- _EXERCISE PROMPT_:
Look through the data below and return each line where "frac" appears.

(Data excerpts)
____________

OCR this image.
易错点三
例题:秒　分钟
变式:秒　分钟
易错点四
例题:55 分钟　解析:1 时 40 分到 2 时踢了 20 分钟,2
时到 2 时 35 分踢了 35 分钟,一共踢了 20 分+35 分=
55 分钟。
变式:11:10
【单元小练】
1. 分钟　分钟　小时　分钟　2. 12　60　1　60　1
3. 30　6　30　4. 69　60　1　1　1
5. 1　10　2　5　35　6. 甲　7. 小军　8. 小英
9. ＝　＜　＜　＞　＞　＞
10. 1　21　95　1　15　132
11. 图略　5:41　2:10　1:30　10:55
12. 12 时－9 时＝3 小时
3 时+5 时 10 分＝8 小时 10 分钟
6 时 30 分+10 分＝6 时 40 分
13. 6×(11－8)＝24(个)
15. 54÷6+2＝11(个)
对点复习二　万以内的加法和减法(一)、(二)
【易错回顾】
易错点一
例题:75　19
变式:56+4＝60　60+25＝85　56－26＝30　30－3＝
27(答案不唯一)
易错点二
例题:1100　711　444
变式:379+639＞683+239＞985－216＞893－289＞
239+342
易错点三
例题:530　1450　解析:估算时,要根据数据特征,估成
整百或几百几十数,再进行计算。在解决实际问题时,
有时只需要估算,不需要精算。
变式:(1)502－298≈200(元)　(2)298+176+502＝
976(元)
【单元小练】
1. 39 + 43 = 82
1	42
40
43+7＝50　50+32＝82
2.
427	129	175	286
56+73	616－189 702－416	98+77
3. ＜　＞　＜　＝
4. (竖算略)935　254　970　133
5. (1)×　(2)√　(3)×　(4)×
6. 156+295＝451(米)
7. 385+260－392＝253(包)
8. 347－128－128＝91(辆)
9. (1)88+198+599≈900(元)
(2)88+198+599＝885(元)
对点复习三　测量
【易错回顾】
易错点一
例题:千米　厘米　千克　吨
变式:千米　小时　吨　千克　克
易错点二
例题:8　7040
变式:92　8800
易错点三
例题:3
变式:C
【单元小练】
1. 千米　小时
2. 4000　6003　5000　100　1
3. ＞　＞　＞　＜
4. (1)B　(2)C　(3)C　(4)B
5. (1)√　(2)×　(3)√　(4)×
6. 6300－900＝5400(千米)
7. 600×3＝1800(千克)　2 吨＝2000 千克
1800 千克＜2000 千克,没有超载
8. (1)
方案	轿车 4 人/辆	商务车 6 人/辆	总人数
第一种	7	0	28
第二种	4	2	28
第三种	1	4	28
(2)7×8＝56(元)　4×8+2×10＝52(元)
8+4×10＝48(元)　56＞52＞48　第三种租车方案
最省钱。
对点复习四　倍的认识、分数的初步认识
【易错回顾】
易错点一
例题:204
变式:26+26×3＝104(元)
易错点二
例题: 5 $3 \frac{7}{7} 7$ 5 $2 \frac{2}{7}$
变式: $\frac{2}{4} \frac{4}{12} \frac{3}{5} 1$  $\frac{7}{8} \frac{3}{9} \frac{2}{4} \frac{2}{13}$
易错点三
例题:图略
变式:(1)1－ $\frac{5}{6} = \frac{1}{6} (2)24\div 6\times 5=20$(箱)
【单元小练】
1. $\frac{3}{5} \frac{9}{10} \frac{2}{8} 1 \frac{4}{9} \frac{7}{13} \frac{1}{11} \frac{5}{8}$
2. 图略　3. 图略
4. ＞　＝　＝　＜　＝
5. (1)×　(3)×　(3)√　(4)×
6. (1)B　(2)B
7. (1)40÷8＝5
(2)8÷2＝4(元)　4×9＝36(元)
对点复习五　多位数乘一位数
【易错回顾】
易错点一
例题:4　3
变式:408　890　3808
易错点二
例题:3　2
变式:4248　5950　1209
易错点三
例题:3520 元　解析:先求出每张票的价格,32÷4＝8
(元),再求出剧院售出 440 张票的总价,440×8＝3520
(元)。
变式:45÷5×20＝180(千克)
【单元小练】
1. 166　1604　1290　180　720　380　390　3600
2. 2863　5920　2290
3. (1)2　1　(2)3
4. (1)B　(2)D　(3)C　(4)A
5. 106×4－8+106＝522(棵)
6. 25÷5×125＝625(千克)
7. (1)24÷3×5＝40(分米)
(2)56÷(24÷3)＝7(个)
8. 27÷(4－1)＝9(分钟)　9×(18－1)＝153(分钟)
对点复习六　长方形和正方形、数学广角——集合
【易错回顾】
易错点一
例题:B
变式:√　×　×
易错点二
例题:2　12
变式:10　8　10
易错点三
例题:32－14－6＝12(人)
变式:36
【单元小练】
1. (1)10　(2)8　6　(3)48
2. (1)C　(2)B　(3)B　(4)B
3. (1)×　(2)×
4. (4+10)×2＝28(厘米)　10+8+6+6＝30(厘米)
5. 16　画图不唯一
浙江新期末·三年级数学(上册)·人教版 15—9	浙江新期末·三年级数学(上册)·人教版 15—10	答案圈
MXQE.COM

____________

- _OUTPUT FOR THIS TASK_:
例题: 5 $3 \frac{7}{7} 7$ 5 $2 \frac{2}{7}$
变式: $\frac{2}{4} \frac{4}{12} \frac{3}{5} 1$  $\frac{7}{8} \frac{3}{9} \frac{2}{4} \frac{2}{13}$
变式:(1)1－ $\frac{5}{6} = \frac{1}{6} (2)24\div 6\times 5=20$(箱)
1. $\frac{3}{5} \frac{9}{10} \frac{2}{8} 1 \frac{4}{9} \frac{7}{13} \frac{1}{11} \frac{5}{8}$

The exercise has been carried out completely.